_Brief 1:_ Write out the part of the speech excerpt that opens with the words containing "I should point" and closes with "fire hazard reduction.".

_Text block:_
━━━━━━━━━━
Then there were the council amalgamations. My home town once had its own council, as did many other small towns. My father was a third-generation councillor, back when it was unpaid. Now we take orders from another town up the road—great for democracy and regional representation that is!
I should point out that it was a Queensland Labor government that introduced vegetation management laws that have restricted property rights for farmers. Today, farmers are being locked up for feeding mulga to their stock to keep them alive in drought. Seriously, some of the people in Labor should come out to Charleville and Quilpie to see just how much mulga is out there. You've got to manage this stuff, as you do with all vegetation. You just can't leave it. If you do, when there is a fire the impact is devastating. That's not just my opinion; even the hippies in Nimbin are blaming the Greens for being against fire hazard reduction.
And there is more: Labor is shutting down agricultural colleges. If you care about the environment, why would you shut those down? Our farmers are the ones who manage the land. If you want to look after it, then surely the best way to do that is to make sure they're up to date with best practice land management skills. But the reality is that Labor doesn't give a rat's pyjamas about the bush. They never have, and they never will. Labor is throwing beekeepers out of state forests, throwing fishermen off their boats and throwing roo-shooters off properties.
━━━━━━━━━━
_Data section:_
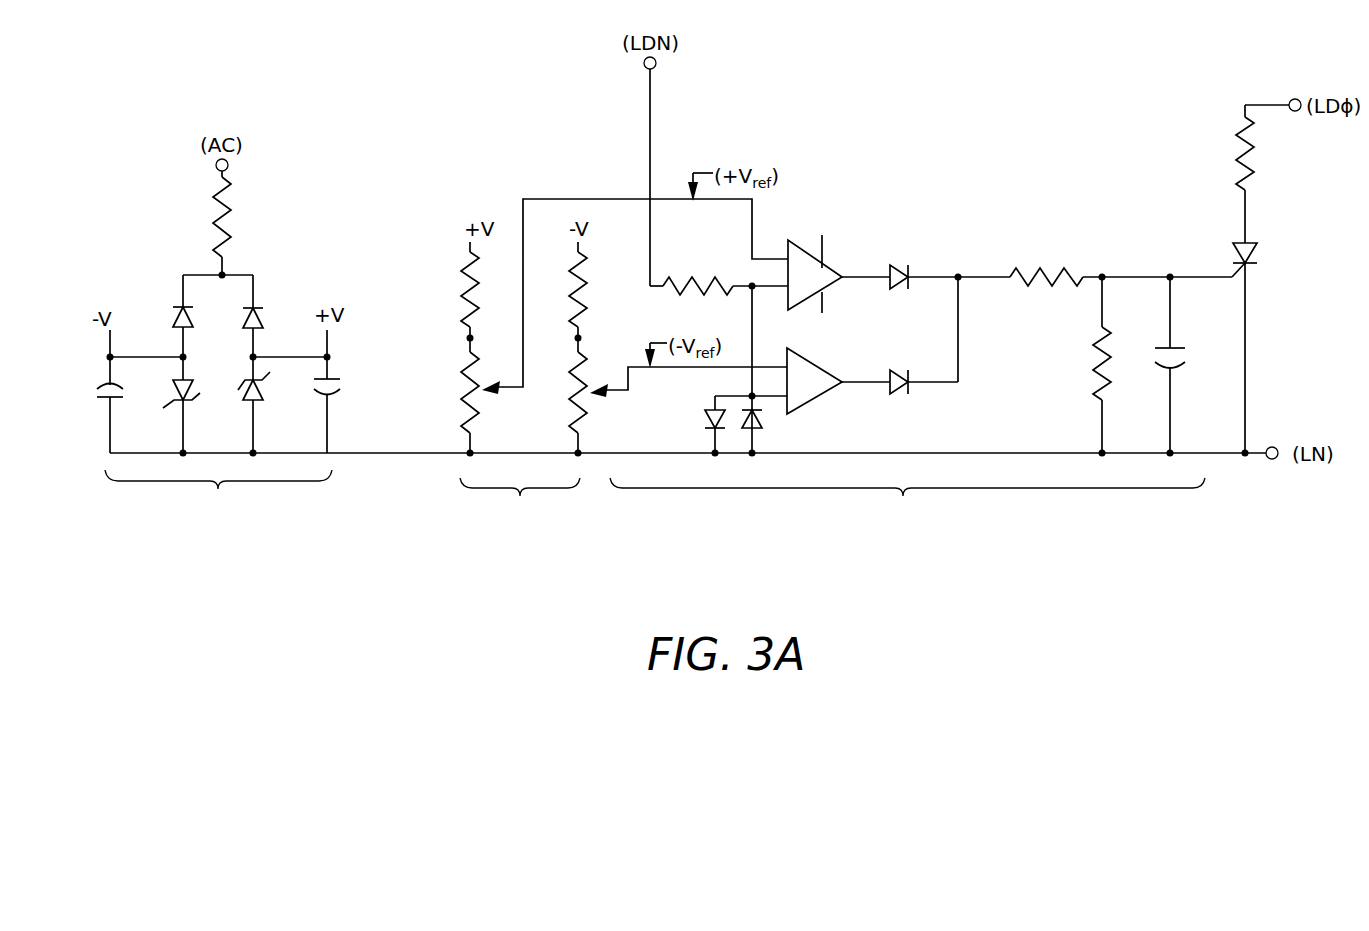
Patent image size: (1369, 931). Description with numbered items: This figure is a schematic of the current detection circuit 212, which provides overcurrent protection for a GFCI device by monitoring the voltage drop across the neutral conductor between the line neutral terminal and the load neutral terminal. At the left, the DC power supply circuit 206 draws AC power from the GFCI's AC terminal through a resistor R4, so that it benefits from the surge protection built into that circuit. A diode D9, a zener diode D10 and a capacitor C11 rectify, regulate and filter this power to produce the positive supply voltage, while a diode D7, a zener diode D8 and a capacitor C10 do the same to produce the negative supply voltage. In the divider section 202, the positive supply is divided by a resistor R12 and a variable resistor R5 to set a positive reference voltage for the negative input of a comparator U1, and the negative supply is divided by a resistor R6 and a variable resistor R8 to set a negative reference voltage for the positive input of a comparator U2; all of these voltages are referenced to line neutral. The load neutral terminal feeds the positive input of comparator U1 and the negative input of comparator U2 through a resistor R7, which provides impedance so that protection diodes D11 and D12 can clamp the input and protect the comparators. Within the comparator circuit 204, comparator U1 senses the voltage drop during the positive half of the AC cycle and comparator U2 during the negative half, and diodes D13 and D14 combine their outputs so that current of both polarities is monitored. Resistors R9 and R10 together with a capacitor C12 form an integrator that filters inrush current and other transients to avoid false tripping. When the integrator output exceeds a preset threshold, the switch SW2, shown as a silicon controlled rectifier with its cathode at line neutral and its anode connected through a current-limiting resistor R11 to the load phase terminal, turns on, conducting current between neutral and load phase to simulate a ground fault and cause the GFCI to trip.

The resistor R4 is at (230, 218).
The diode D7 is at (190, 320).
The zener diode D8 is at (184, 401).
The diode D9 is at (260, 327).
The zener diode D10 is at (256, 403).
The capacitor C10 is at (96, 388).
The capacitor C11 is at (336, 394).
The DC power supply circuit 206 is at (218, 493).
The resistor R12 is at (468, 287).
The variable resistor R5 is at (477, 405).
The resistor R6 is at (592, 281).
The variable resistor R8 is at (581, 407).
The reference voltage section 202 is at (520, 502).
The resistor R7 is at (672, 277).
The comparator U1 is at (839, 275).
The comparator U2 is at (802, 387).
The diode D11 is at (705, 421).
The diode D12 is at (756, 432).
The diode D13 is at (893, 263).
The diode D14 is at (890, 370).
The resistor R9 is at (1052, 267).
The resistor R10 is at (1095, 367).
The capacitor C12 is at (1184, 353).
The resistor R11 is at (1234, 163).
The switch SW2 is at (1258, 252).
The comparator circuit 204 is at (907, 503).
The current detection circuit 212 is at (249, 624).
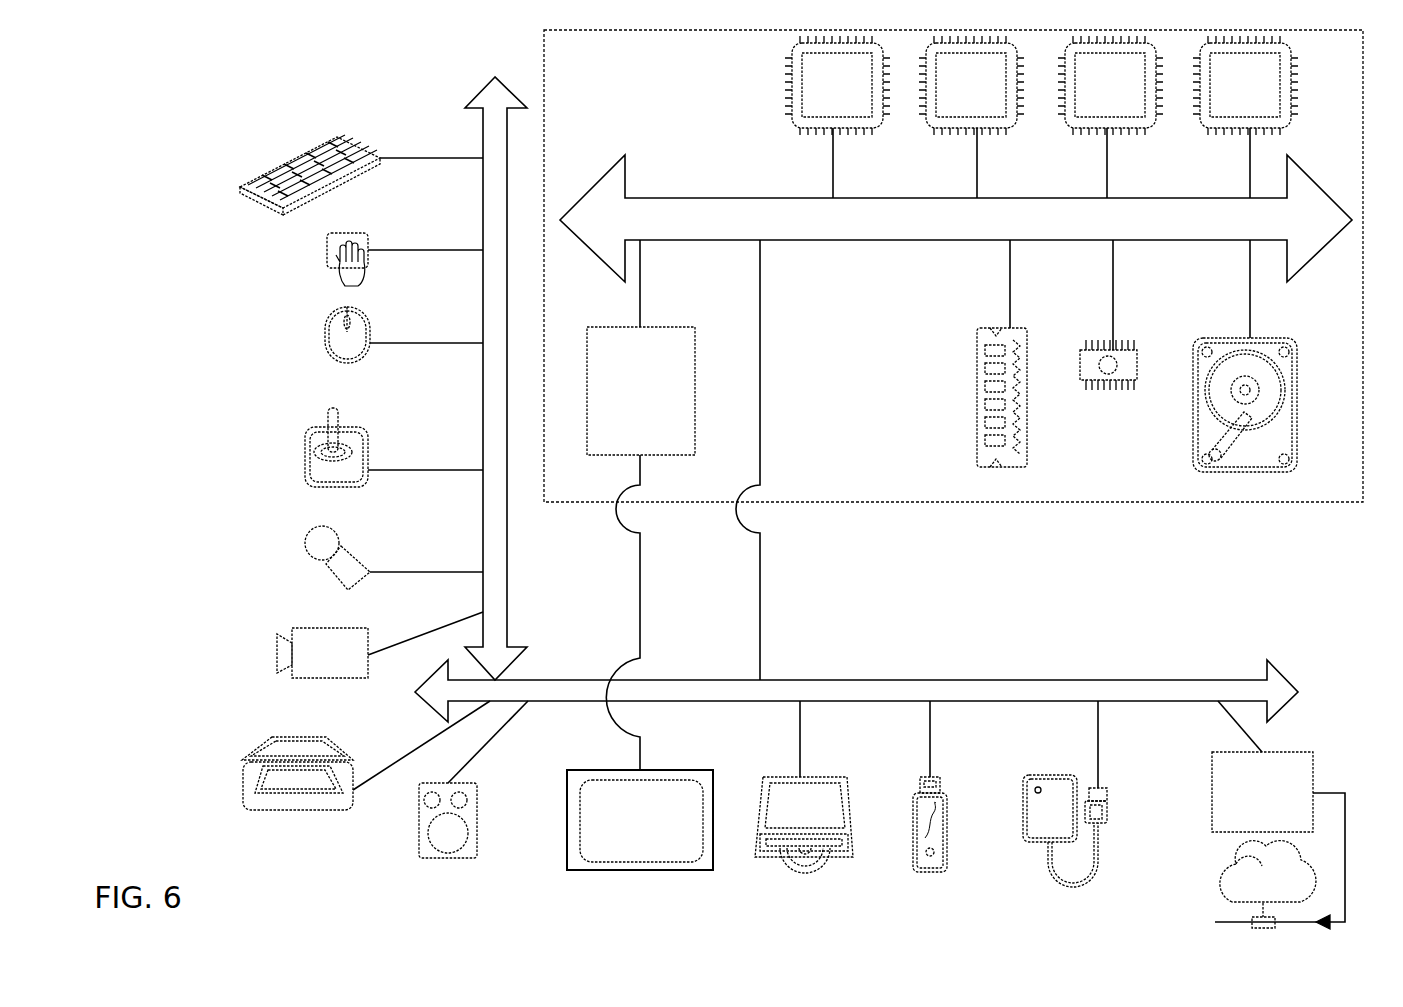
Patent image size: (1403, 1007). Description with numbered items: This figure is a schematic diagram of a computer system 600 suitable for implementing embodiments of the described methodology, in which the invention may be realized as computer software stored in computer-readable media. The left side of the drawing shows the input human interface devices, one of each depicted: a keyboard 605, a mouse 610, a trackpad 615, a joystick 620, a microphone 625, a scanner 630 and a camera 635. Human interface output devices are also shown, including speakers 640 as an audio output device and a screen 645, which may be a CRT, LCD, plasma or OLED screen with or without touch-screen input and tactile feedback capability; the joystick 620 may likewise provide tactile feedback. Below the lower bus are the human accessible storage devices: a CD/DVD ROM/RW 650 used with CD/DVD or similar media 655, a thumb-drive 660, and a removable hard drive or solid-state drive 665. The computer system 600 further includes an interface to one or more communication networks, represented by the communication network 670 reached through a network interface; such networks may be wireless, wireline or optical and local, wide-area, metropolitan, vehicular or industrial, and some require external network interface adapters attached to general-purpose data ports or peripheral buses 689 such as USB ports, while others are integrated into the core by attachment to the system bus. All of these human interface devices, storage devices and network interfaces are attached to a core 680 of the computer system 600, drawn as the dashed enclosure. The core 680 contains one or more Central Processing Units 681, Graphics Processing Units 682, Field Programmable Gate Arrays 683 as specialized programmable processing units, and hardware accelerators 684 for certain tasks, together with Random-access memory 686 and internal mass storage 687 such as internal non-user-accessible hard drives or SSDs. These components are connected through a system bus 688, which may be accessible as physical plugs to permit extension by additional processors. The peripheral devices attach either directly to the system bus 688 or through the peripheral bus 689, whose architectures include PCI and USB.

The computer system 600 is at (264, 77).
The keyboard 605 is at (318, 175).
The mouse 610 is at (325, 335).
The trackpad 615 is at (319, 260).
The joystick 620 is at (350, 455).
The microphone 625 is at (348, 558).
The scanner 630 is at (324, 756).
The camera 635 is at (337, 649).
The speakers 640 is at (473, 819).
The touch screen 645 is at (640, 859).
The CD/DVD ROM/RW 650 is at (845, 890).
The CD/DVD media 655 is at (804, 824).
The thumb-drive 660 is at (950, 822).
The removable hard drive or solid-state drive 665 is at (1059, 813).
The network 670 is at (1220, 884).
The core 680 is at (767, 505).
The Central Processing Unit 681 is at (837, 117).
The Graphics Processing Unit 682 is at (971, 117).
The Field Programmable Gate Array 683 is at (1110, 253).
The hardware accelerator 684 is at (1269, 482).
The Random-access memory 686 is at (946, 353).
The internal mass storage 687 is at (1225, 356).
The system bus 688 is at (956, 218).
The peripheral bus 689 is at (807, 399).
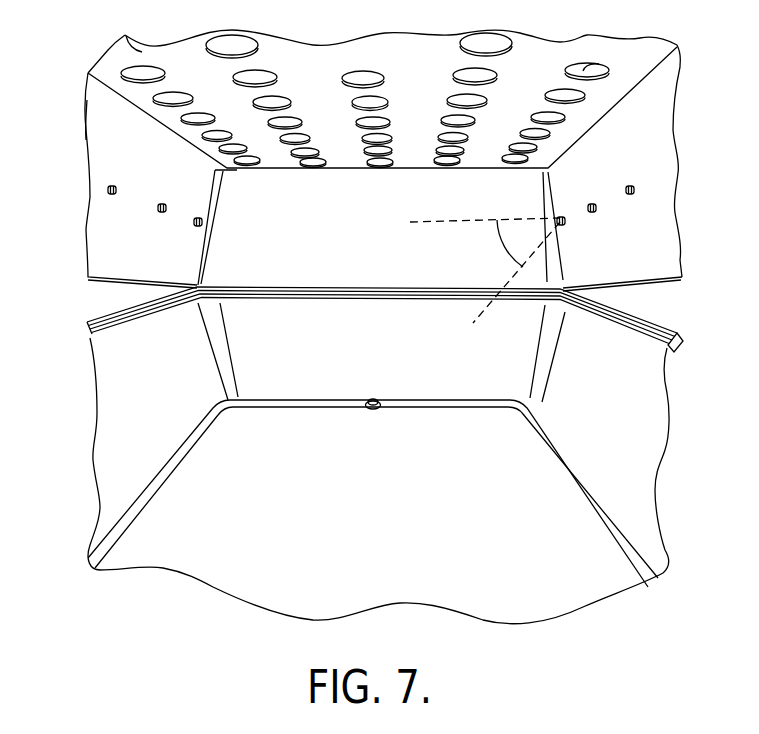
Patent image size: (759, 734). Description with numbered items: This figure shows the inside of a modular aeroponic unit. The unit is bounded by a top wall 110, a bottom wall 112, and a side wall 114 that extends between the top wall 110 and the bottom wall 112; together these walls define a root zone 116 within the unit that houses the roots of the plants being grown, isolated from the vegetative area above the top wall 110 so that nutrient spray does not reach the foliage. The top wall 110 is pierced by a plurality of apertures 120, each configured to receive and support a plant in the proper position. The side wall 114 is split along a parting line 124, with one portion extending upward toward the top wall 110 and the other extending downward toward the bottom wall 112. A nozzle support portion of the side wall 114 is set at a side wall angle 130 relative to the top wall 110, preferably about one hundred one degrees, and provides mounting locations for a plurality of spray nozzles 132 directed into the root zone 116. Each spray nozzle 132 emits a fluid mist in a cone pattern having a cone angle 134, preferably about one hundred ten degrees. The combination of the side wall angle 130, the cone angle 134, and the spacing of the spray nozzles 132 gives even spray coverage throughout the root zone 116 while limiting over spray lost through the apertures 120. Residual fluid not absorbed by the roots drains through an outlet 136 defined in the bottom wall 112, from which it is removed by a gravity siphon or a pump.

The top wall 110 is at (92, 72).
The side wall 114 is at (100, 132).
The apertures 120 is at (606, 70).
The side wall angle 130 is at (236, 172).
The spray nozzles 132 is at (198, 228).
The cone angle 134 is at (503, 256).
The parting line 124 is at (677, 333).
The bottom wall 112 is at (187, 562).
The root zone 116 is at (190, 480).
The outlet 136 is at (372, 400).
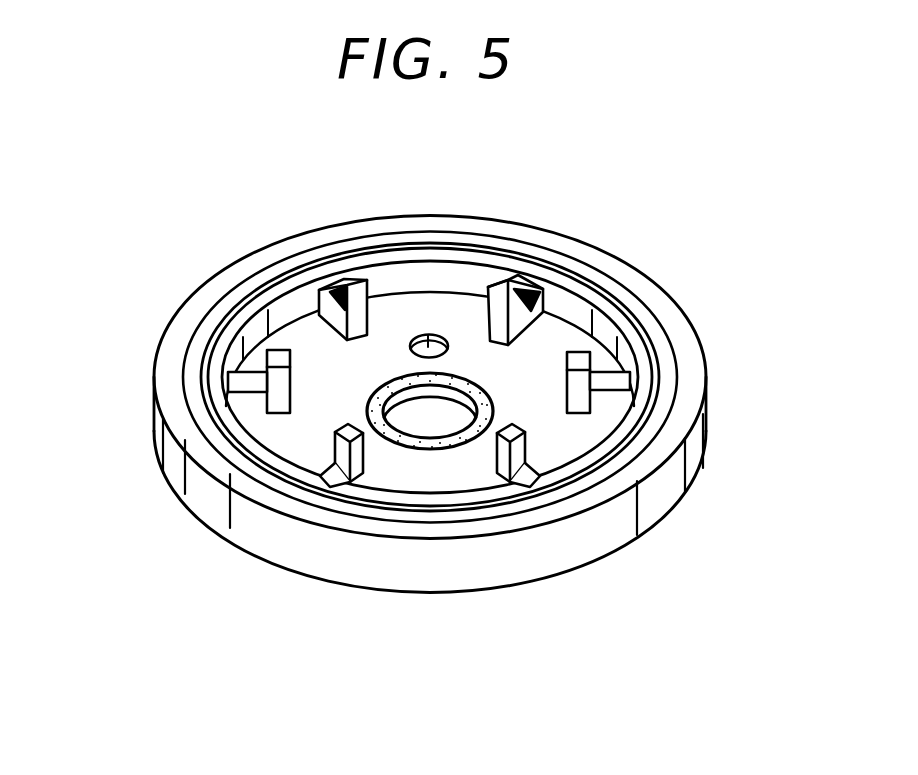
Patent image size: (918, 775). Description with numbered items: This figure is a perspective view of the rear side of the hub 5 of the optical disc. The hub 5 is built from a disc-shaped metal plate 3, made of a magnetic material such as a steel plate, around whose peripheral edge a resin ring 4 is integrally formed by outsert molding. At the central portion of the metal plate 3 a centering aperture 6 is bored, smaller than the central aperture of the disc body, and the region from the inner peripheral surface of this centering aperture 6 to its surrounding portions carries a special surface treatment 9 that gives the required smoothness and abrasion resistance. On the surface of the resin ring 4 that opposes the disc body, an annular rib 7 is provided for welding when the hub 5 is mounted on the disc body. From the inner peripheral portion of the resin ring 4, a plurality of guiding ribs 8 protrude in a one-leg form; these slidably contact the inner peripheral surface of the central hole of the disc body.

The metal plate 3 is at (431, 334).
The resin ring 4 is at (660, 503).
The hub 5 is at (608, 553).
The centering aperture 6 is at (427, 442).
The annular rib 7 is at (192, 347).
The guiding ribs 8 is at (580, 353).
The special surface treatment 9 is at (492, 402).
━━━━━━━━━━
_Brief 2:_ Repeat word for word the part of the rows that opens with the line containing "Patent image size: (759, 734)." and closes with the line containing "The side wall 114 is at (100, 132).", including both of those lines.

_Exercise result 1:_
I should point out that it was a Queensland Labor government that introduced vegetation management laws that have restricted property rights for farmers. Today, farmers are being locked up for feeding mulga to their stock to keep them alive in drought. Seriously, some of the people in Labor should come out to Charleville and Quilpie to see just how much mulga is out there. You've got to manage this stuff, as you do with all vegetation. You just can't leave it. If you do, when there is a fire the impact is devastating. That's not just my opinion; even the hippies in Nimbin are blaming the Greens for being against fire hazard reduction.

_Exercise result 2:_
Patent image size: (759, 734). Description with numbered items: This figure shows the inside of a modular aeroponic unit. The unit is bounded by a top wall 110, a bottom wall 112, and a side wall 114 that extends between the top wall 110 and the bottom wall 112; together these walls define a root zone 116 within the unit that houses the roots of the plants being grown, isolated from the vegetative area above the top wall 110 so that nutrient spray does not reach the foliage. The top wall 110 is pierced by a plurality of apertures 120, each configured to receive and support a plant in the proper position. The side wall 114 is split along a parting line 124, with one portion extending upward toward the top wall 110 and the other extending downward toward the bottom wall 112. A nozzle support portion of the side wall 114 is set at a side wall angle 130 relative to the top wall 110, preferably about one hundred one degrees, and provides mounting locations for a plurality of spray nozzles 132 directed into the root zone 116. Each spray nozzle 132 emits a fluid mist in a cone pattern having a cone angle 134, preferably about one hundred ten degrees. The combination of the side wall angle 130, the cone angle 134, and the spacing of the spray nozzles 132 gives even spray coverage throughout the root zone 116 while limiting over spray lost through the apertures 120. Residual fluid not absorbed by the roots drains through an outlet 136 defined in the bottom wall 112, from which it is removed by a gravity siphon or a pump.

The top wall 110 is at (92, 72).
The side wall 114 is at (100, 132).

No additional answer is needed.